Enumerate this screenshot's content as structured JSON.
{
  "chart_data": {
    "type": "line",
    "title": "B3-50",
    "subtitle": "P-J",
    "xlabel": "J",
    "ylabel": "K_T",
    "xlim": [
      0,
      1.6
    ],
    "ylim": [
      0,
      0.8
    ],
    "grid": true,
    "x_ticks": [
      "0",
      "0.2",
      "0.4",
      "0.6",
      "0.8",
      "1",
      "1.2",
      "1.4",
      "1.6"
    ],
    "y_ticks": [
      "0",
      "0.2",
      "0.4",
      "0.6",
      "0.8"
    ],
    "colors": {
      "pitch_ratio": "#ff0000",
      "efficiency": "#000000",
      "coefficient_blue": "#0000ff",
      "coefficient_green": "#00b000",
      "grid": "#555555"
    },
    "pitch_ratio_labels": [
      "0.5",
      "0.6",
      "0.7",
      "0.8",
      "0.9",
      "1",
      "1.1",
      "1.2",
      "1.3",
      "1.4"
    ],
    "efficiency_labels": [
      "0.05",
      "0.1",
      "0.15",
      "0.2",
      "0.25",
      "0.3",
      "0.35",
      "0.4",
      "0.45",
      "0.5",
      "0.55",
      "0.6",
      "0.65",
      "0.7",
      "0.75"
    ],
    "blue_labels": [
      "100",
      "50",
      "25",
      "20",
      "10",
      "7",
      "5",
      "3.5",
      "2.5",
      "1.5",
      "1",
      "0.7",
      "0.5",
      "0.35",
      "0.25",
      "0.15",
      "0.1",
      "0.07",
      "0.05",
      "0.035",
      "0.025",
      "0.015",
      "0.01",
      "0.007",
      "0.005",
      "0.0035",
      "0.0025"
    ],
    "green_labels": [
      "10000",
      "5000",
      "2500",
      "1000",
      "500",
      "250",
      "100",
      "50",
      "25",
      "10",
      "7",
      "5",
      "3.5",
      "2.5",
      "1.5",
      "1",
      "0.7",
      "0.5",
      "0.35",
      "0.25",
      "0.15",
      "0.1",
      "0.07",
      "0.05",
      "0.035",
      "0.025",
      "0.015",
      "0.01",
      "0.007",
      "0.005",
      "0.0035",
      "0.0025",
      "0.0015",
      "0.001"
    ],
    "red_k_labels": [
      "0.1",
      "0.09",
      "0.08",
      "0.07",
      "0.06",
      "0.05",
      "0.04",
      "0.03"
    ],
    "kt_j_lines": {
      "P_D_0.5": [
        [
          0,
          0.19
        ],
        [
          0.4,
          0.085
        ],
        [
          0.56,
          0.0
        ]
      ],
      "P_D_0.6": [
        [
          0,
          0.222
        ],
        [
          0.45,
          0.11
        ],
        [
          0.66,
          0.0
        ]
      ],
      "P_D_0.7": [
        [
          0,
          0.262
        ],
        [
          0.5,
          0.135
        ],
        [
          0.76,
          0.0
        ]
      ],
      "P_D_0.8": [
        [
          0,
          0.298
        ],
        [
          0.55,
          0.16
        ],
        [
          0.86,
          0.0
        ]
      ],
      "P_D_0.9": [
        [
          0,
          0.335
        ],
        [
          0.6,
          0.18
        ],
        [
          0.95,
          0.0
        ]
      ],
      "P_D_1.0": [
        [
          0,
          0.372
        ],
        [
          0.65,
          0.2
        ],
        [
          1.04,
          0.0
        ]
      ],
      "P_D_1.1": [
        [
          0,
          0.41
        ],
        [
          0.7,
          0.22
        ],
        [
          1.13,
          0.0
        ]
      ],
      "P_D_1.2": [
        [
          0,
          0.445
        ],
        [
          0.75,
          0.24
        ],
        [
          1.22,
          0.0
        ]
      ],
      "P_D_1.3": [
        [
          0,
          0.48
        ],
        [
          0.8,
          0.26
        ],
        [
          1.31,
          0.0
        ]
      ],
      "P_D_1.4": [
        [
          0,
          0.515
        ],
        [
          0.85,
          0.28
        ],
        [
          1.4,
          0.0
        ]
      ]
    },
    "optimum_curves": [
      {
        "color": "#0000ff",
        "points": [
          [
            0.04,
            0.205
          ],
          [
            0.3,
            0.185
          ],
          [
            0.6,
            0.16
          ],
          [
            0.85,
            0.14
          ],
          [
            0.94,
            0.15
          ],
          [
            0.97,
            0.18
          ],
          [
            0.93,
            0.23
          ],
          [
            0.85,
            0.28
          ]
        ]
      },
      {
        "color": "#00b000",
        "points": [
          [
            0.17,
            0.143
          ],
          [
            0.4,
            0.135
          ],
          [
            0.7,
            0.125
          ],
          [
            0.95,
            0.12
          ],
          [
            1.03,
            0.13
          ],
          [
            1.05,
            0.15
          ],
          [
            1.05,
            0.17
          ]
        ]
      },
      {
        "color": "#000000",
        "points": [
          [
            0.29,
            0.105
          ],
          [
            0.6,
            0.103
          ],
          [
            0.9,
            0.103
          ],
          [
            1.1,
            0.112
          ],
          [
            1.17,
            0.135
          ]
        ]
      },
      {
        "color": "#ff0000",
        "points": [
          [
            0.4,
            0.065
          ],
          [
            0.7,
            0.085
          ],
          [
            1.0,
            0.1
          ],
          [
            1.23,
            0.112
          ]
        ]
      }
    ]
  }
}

━━━━

Retype the whole listing, matching it exactly.

Enumerate this screenshot's content as structured JSON.
{
  "chart_data": {
    "type": "line",
    "title": "B3-50",
    "subtitle": "P-J",
    "xlabel": "J",
    "ylabel": "K_T",
    "xlim": [
      0,
      1.6
    ],
    "ylim": [
      0,
      0.8
    ],
    "grid": true,
    "x_ticks": [
      "0",
      "0.2",
      "0.4",
      "0.6",
      "0.8",
      "1",
      "1.2",
      "1.4",
      "1.6"
    ],
    "y_ticks": [
      "0",
      "0.2",
      "0.4",
      "0.6",
      "0.8"
    ],
    "colors": {
      "pitch_ratio": "#ff0000",
      "efficiency": "#000000",
      "coefficient_blue": "#0000ff",
      "coefficient_green": "#00b000",
      "grid": "#555555"
    },
    "pitch_ratio_labels": [
      "0.5",
      "0.6",
      "0.7",
      "0.8",
      "0.9",
      "1",
      "1.1",
      "1.2",
      "1.3",
      "1.4"
    ],
    "efficiency_labels": [
      "0.05",
      "0.1",
      "0.15",
      "0.2",
      "0.25",
      "0.3",
      "0.35",
      "0.4",
      "0.45",
      "0.5",
      "0.55",
      "0.6",
      "0.65",
      "0.7",
      "0.75"
    ],
    "blue_labels": [
      "100",
      "50",
      "25",
      "20",
      "10",
      "7",
      "5",
      "3.5",
      "2.5",
      "1.5",
      "1",
      "0.7",
      "0.5",
      "0.35",
      "0.25",
      "0.15",
      "0.1",
      "0.07",
      "0.05",
      "0.035",
      "0.025",
      "0.015",
      "0.01",
      "0.007",
      "0.005",
      "0.0035",
      "0.0025"
    ],
    "green_labels": [
      "10000",
      "5000",
      "2500",
      "1000",
      "500",
      "250",
      "100",
      "50",
      "25",
      "10",
      "7",
      "5",
      "3.5",
      "2.5",
      "1.5",
      "1",
      "0.7",
      "0.5",
      "0.35",
      "0.25",
      "0.15",
      "0.1",
      "0.07",
      "0.05",
      "0.035",
      "0.025",
      "0.015",
      "0.01",
      "0.007",
      "0.005",
      "0.0035",
      "0.0025",
      "0.0015",
      "0.001"
    ],
    "red_k_labels": [
      "0.1",
      "0.09",
      "0.08",
      "0.07",
      "0.06",
      "0.05",
      "0.04",
      "0.03"
    ],
    "kt_j_lines": {
      "P_D_0.5": [
        [
          0,
          0.19
        ],
        [
          0.4,
          0.085
        ],
        [
          0.56,
          0.0
        ]
      ],
      "P_D_0.6": [
        [
          0,
          0.222
        ],
        [
          0.45,
          0.11
        ],
        [
          0.66,
          0.0
        ]
      ],
      "P_D_0.7": [
        [
          0,
          0.262
        ],
        [
          0.5,
          0.135
        ],
        [
          0.76,
          0.0
        ]
      ],
      "P_D_0.8": [
        [
          0,
          0.298
        ],
        [
          0.55,
          0.16
        ],
        [
          0.86,
          0.0
        ]
      ],
      "P_D_0.9": [
        [
          0,
          0.335
        ],
        [
          0.6,
          0.18
        ],
        [
          0.95,
          0.0
        ]
      ],
      "P_D_1.0": [
        [
          0,
          0.372
        ],
        [
          0.65,
          0.2
        ],
        [
          1.04,
          0.0
        ]
      ],
      "P_D_1.1": [
        [
          0,
          0.41
        ],
        [
          0.7,
          0.22
        ],
        [
          1.13,
          0.0
        ]
      ],
      "P_D_1.2": [
        [
          0,
          0.445
        ],
        [
          0.75,
          0.24
        ],
        [
          1.22,
          0.0
        ]
      ],
      "P_D_1.3": [
        [
          0,
          0.48
        ],
        [
          0.8,
          0.26
        ],
        [
          1.31,
          0.0
        ]
      ],
      "P_D_1.4": [
        [
          0,
          0.515
        ],
        [
          0.85,
          0.28
        ],
        [
          1.4,
          0.0
        ]
      ]
    },
    "optimum_curves": [
      {
        "color": "#0000ff",
        "points": [
          [
            0.04,
            0.205
          ],
          [
            0.3,
            0.185
          ],
          [
            0.6,
            0.16
          ],
          [
            0.85,
            0.14
          ],
          [
            0.94,
            0.15
          ],
          [
            0.97,
            0.18
          ],
          [
            0.93,
            0.23
          ],
          [
            0.85,
            0.28
          ]
        ]
      },
      {
        "color": "#00b000",
        "points": [
          [
            0.17,
            0.143
          ],
          [
            0.4,
            0.135
          ],
          [
            0.7,
            0.125
          ],
          [
            0.95,
            0.12
          ],
          [
            1.03,
            0.13
          ],
          [
            1.05,
            0.15
          ],
          [
            1.05,
            0.17
          ]
        ]
      },
      {
        "color": "#000000",
        "points": [
          [
            0.29,
            0.105
          ],
          [
            0.6,
            0.103
          ],
          [
            0.9,
            0.103
          ],
          [
            1.1,
            0.112
          ],
          [
            1.17,
            0.135
          ]
        ]
      },
      {
        "color": "#ff0000",
        "points": [
          [
            0.4,
            0.065
          ],
          [
            0.7,
            0.085
          ],
          [
            1.0,
            0.1
          ],
          [
            1.23,
            0.112
          ]
        ]
      }
    ]
  }
}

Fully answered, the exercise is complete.